--- Data shown ---

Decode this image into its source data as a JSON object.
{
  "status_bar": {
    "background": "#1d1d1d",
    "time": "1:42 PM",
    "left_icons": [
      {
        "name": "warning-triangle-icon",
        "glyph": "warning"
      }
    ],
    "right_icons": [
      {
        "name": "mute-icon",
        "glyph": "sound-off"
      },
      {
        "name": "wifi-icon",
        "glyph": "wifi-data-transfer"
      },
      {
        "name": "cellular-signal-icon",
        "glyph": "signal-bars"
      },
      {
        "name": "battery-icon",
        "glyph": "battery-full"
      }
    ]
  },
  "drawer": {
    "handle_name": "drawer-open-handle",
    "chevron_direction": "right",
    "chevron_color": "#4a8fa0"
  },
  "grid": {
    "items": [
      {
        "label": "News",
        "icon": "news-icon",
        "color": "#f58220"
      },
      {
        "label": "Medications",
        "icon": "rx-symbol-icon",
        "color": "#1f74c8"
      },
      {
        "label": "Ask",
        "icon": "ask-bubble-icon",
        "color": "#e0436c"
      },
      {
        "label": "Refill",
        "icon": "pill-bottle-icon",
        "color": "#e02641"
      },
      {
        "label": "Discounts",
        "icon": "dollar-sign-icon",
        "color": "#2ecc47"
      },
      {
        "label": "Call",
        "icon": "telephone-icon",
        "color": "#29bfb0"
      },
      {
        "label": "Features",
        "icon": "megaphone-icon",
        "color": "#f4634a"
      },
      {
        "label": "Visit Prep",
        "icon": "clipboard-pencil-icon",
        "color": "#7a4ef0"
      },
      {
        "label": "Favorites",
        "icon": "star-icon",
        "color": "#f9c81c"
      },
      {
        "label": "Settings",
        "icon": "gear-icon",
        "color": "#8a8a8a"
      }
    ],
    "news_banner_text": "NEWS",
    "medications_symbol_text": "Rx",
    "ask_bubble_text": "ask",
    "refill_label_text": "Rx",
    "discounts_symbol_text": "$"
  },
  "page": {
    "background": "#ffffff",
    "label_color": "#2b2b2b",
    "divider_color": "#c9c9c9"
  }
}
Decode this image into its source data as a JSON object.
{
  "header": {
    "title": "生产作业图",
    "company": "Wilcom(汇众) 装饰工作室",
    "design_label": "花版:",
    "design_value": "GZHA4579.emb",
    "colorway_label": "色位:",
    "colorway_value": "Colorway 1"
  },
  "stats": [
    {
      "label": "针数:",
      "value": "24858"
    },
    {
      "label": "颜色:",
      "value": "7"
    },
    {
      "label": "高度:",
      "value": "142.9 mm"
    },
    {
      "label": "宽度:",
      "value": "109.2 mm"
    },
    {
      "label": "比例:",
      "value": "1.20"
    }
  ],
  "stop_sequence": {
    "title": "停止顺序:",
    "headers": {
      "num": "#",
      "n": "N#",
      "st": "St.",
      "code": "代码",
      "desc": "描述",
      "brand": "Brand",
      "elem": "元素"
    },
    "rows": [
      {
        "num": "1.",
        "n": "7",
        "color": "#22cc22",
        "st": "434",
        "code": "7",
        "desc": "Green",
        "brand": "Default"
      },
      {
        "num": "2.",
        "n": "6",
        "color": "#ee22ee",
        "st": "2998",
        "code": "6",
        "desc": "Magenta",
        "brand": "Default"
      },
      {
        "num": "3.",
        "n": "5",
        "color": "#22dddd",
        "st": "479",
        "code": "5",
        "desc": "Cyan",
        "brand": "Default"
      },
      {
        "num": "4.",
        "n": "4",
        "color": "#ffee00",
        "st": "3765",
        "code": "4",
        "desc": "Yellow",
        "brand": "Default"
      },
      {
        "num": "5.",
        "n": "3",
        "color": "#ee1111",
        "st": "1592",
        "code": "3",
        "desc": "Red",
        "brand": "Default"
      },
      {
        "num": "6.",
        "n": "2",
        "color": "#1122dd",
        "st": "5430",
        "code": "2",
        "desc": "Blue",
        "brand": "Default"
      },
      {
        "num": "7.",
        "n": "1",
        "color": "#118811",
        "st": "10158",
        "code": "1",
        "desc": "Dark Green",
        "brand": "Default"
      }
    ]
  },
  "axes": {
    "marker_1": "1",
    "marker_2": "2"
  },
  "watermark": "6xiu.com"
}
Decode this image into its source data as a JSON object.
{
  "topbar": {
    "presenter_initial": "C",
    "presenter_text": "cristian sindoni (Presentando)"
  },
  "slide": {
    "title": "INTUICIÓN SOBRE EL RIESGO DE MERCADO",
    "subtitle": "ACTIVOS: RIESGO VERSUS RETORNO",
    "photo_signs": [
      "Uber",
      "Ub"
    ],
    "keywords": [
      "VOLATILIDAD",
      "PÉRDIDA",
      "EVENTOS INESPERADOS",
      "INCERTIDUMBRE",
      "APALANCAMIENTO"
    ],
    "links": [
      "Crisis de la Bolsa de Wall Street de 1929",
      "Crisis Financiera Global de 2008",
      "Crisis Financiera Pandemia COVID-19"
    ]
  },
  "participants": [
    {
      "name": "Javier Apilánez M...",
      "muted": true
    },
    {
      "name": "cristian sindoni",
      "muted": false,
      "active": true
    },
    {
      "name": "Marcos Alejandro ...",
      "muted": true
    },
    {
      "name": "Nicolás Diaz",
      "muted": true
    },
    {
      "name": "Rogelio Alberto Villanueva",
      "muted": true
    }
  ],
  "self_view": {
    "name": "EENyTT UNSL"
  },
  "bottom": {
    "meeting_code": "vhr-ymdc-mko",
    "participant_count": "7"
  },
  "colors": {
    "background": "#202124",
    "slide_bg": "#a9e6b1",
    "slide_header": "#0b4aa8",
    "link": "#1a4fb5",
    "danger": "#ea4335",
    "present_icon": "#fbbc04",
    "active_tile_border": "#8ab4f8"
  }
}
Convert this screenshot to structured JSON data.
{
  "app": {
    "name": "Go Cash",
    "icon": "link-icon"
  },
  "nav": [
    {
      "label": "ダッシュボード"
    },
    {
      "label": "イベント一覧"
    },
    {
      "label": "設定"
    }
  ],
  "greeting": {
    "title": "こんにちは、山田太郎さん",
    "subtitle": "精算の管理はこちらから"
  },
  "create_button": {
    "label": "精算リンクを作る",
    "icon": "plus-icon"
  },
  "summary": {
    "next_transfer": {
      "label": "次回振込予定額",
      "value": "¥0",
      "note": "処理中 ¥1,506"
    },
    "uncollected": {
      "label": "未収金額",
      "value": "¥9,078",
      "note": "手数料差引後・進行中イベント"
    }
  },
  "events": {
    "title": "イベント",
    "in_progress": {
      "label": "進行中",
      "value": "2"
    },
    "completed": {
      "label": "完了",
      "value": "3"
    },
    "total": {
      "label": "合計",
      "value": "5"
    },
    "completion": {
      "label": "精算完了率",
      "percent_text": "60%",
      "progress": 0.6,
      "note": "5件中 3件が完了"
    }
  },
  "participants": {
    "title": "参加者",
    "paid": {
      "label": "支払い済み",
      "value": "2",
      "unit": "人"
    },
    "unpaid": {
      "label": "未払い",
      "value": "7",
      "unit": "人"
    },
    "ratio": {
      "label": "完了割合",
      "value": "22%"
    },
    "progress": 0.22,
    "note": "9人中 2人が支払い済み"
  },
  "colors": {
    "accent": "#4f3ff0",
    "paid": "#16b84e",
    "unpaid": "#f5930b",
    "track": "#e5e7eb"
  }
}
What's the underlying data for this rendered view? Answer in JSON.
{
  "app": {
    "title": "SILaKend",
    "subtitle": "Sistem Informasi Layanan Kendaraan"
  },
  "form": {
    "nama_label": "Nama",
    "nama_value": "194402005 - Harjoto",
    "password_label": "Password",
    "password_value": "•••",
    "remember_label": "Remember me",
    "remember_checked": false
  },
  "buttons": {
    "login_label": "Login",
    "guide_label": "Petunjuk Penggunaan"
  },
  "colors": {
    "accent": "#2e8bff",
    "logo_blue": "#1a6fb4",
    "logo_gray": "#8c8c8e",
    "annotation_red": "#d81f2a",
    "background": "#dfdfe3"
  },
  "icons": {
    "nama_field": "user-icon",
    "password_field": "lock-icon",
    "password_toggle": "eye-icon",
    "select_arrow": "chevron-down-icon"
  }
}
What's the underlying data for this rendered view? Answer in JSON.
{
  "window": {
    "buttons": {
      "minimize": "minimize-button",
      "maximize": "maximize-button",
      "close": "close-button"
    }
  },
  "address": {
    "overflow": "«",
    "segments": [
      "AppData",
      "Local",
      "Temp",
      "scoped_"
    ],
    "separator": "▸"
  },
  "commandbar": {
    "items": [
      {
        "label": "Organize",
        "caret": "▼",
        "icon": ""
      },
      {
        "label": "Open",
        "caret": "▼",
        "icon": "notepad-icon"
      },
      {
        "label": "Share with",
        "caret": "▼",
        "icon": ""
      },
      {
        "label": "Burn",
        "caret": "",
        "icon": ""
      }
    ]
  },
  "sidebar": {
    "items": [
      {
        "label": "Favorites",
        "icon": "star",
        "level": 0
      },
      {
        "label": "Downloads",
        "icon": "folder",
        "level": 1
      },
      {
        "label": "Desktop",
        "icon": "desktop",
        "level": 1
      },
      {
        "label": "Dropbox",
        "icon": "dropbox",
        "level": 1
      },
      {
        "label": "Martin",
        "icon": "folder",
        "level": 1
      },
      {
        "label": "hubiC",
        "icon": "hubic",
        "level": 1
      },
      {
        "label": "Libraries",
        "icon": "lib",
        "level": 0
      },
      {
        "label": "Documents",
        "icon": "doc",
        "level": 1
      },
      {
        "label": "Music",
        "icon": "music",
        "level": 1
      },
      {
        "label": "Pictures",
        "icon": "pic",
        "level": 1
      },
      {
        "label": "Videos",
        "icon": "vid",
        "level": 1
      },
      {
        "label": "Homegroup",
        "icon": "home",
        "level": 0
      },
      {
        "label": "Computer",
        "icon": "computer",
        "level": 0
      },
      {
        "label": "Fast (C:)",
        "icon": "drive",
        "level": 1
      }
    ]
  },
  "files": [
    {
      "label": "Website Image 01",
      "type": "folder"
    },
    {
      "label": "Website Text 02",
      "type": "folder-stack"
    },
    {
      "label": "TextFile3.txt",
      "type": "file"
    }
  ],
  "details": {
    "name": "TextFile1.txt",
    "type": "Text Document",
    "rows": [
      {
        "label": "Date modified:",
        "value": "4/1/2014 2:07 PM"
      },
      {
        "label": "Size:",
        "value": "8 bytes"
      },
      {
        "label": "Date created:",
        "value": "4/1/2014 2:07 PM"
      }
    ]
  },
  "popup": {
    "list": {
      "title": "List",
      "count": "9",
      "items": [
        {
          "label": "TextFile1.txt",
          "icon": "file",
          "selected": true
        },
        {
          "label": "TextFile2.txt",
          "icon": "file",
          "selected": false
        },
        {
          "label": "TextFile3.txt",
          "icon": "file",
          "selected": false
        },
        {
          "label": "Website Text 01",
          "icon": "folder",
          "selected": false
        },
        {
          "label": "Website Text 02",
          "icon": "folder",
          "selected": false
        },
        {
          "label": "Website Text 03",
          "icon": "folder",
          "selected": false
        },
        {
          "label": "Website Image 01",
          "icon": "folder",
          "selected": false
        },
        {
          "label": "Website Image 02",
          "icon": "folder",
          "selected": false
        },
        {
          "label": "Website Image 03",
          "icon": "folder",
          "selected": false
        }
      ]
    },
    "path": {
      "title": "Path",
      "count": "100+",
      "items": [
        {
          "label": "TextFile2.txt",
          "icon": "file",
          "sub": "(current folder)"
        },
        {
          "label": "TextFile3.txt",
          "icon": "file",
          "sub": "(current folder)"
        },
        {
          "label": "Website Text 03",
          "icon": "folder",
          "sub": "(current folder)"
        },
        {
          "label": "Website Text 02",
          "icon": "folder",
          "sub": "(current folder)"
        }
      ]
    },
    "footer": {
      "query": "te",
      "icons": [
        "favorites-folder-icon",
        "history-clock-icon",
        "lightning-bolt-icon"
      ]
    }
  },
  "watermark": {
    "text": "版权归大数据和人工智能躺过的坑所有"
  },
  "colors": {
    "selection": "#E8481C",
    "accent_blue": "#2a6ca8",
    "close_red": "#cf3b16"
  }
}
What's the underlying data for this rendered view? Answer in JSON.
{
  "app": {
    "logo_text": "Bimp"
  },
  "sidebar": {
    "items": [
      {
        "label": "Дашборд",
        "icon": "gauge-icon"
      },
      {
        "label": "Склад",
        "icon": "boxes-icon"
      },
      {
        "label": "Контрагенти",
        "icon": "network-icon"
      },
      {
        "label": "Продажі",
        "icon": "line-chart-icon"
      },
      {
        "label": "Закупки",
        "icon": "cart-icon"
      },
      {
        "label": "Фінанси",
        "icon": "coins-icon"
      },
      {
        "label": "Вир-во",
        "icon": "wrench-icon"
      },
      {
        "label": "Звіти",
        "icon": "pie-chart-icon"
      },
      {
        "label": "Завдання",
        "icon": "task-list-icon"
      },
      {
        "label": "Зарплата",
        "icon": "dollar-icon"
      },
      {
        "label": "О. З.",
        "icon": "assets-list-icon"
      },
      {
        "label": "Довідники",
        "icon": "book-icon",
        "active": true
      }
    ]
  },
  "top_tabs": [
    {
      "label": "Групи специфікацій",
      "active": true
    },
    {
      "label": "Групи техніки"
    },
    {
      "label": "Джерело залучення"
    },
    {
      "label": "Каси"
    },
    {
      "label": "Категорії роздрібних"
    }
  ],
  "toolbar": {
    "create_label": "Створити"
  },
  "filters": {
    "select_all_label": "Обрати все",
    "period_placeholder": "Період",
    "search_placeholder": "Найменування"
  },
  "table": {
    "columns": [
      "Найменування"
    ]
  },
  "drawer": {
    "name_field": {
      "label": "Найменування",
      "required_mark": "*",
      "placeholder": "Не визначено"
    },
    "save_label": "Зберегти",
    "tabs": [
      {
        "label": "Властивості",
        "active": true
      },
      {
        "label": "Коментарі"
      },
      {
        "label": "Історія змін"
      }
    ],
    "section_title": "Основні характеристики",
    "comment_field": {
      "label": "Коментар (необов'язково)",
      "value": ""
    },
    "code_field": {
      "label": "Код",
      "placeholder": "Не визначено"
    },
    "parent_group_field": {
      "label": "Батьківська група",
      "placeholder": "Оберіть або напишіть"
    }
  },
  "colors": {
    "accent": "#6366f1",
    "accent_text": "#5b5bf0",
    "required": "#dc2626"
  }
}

---

Pull out every line in the material above where "warning" occurs.

        "name": "warning-triangle-icon",
        "glyph": "warning"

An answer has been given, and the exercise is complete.